**WHAT THIS TASK INVOLVES:**
List every line in this data where the string "Total" occurs.

··· SUPPLIED RECORDS ···

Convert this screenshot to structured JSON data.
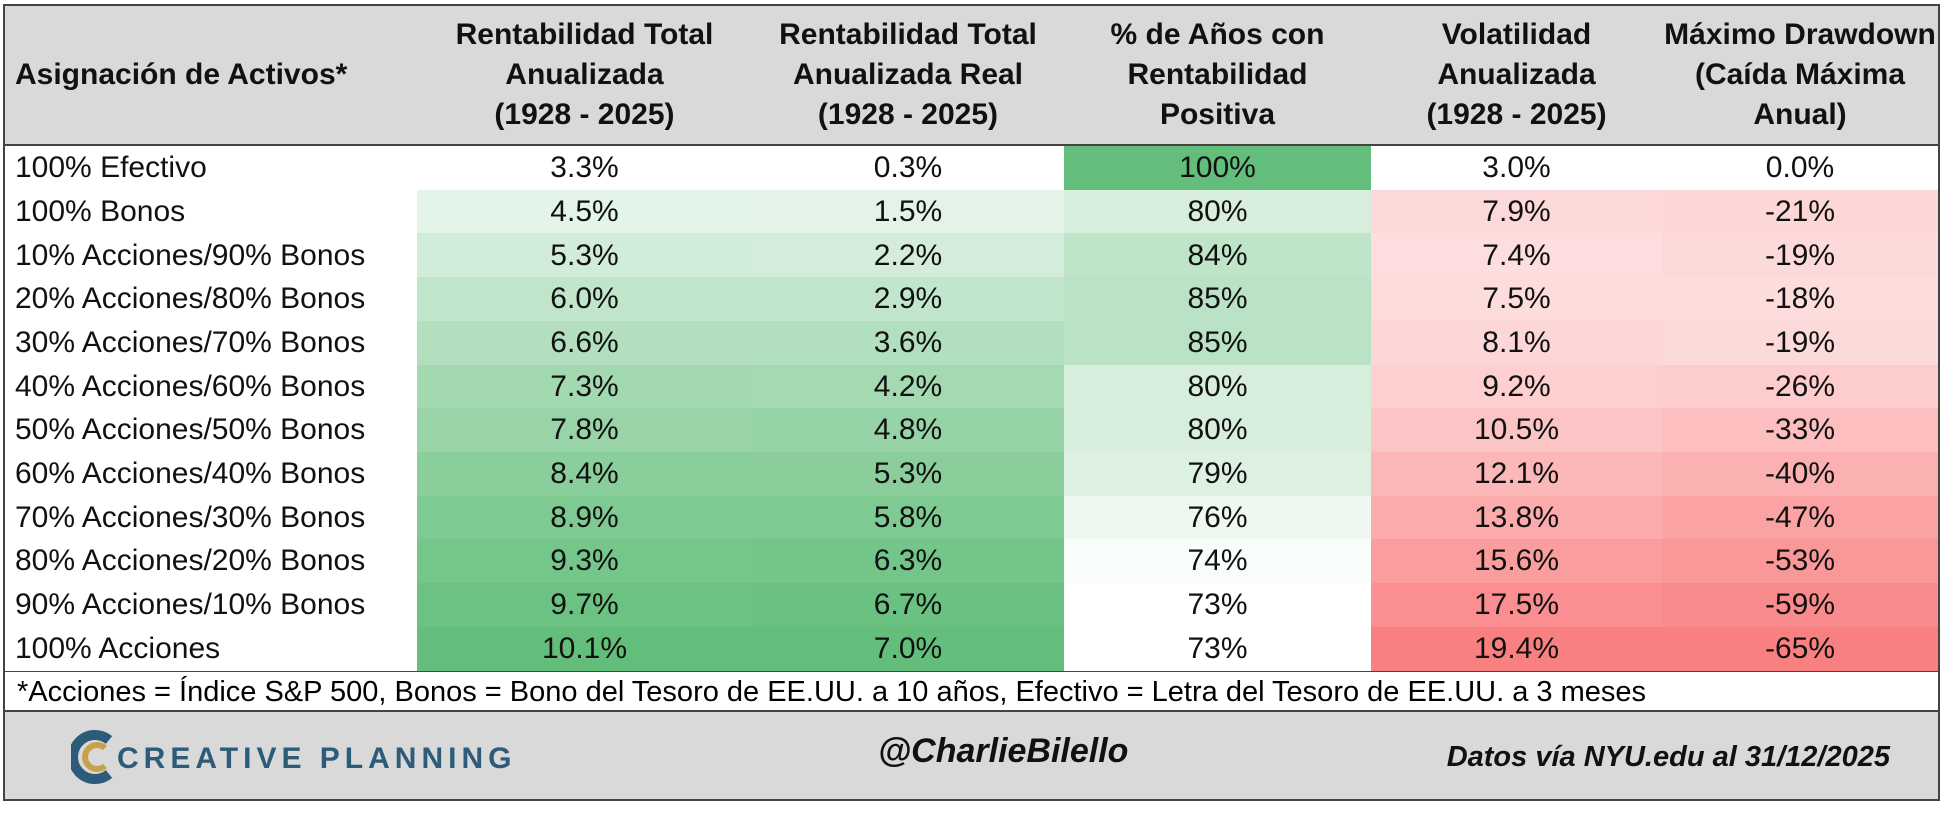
{
  "header": {
    "columns": [
      "Asignación de Activos*",
      "Rentabilidad Total\nAnualizada\n(1928 - 2025)",
      "Rentabilidad Total\nAnualizada Real\n(1928 - 2025)",
      "% de Años con\nRentabilidad\nPositiva",
      "Volatilidad\nAnualizada\n(1928 - 2025)",
      "Máximo Drawdown\n(Caída Máxima\nAnual)"
    ]
  },
  "table": {
    "rows": [
      [
        "100% Efectivo",
        "3.3%",
        "0.3%",
        "100%",
        "3.0%",
        "0.0%"
      ],
      [
        "100% Bonos",
        "4.5%",
        "1.5%",
        "80%",
        "7.9%",
        "-21%"
      ],
      [
        "10% Acciones/90% Bonos",
        "5.3%",
        "2.2%",
        "84%",
        "7.4%",
        "-19%"
      ],
      [
        "20% Acciones/80% Bonos",
        "6.0%",
        "2.9%",
        "85%",
        "7.5%",
        "-18%"
      ],
      [
        "30% Acciones/70% Bonos",
        "6.6%",
        "3.6%",
        "85%",
        "8.1%",
        "-19%"
      ],
      [
        "40% Acciones/60% Bonos",
        "7.3%",
        "4.2%",
        "80%",
        "9.2%",
        "-26%"
      ],
      [
        "50% Acciones/50% Bonos",
        "7.8%",
        "4.8%",
        "80%",
        "10.5%",
        "-33%"
      ],
      [
        "60% Acciones/40% Bonos",
        "8.4%",
        "5.3%",
        "79%",
        "12.1%",
        "-40%"
      ],
      [
        "70% Acciones/30% Bonos",
        "8.9%",
        "5.8%",
        "76%",
        "13.8%",
        "-47%"
      ],
      [
        "80% Acciones/20% Bonos",
        "9.3%",
        "6.3%",
        "74%",
        "15.6%",
        "-53%"
      ],
      [
        "90% Acciones/10% Bonos",
        "9.7%",
        "6.7%",
        "73%",
        "17.5%",
        "-59%"
      ],
      [
        "100% Acciones",
        "10.1%",
        "7.0%",
        "73%",
        "19.4%",
        "-65%"
      ]
    ]
  },
  "footnote": "*Acciones = Índice S&P 500, Bonos = Bono del Tesoro de EE.UU. a 10 años, Efectivo = Letra del Tesoro de EE.UU. a 3 meses",
  "footer": {
    "brand": "CREATIVE PLANNING",
    "handle": "@CharlieBilello",
    "source": "Datos vía NYU.edu al 31/12/2025"
  }
}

···

**IN RESPONSE:**
      "Rentabilidad Total\nAnualizada\n(1928 - 2025)",
      "Rentabilidad Total\nAnualizada Real\n(1928 - 2025)",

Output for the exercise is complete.